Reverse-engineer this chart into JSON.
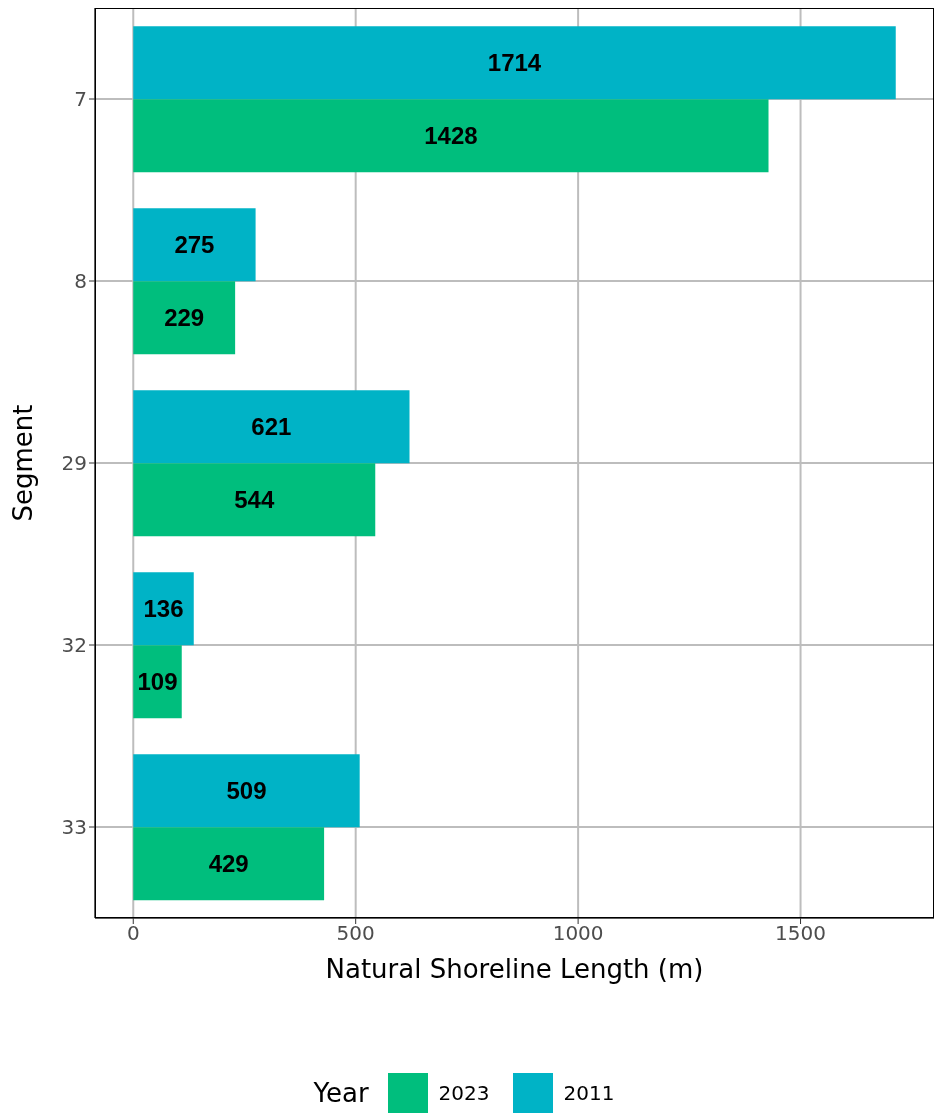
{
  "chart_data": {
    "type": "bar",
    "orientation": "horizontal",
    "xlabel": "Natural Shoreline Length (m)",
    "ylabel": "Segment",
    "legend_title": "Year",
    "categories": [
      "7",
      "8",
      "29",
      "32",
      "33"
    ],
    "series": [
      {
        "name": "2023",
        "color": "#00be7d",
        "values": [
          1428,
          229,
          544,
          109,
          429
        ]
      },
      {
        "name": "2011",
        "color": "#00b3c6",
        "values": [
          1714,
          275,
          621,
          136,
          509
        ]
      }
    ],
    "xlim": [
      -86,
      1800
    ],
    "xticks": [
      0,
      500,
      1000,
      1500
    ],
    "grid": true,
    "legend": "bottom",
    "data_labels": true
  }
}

What the task requires: The records above are to be restated exactly, without their pictures.

Exercise solution:
Reverse-engineer this chart into JSON.
{
  "chart_data": {
    "type": "bar",
    "orientation": "horizontal",
    "xlabel": "Natural Shoreline Length (m)",
    "ylabel": "Segment",
    "legend_title": "Year",
    "categories": [
      "7",
      "8",
      "29",
      "32",
      "33"
    ],
    "series": [
      {
        "name": "2023",
        "color": "#00be7d",
        "values": [
          1428,
          229,
          544,
          109,
          429
        ]
      },
      {
        "name": "2011",
        "color": "#00b3c6",
        "values": [
          1714,
          275,
          621,
          136,
          509
        ]
      }
    ],
    "xlim": [
      -86,
      1800
    ],
    "xticks": [
      0,
      500,
      1000,
      1500
    ],
    "grid": true,
    "legend": "bottom",
    "data_labels": true
  }
}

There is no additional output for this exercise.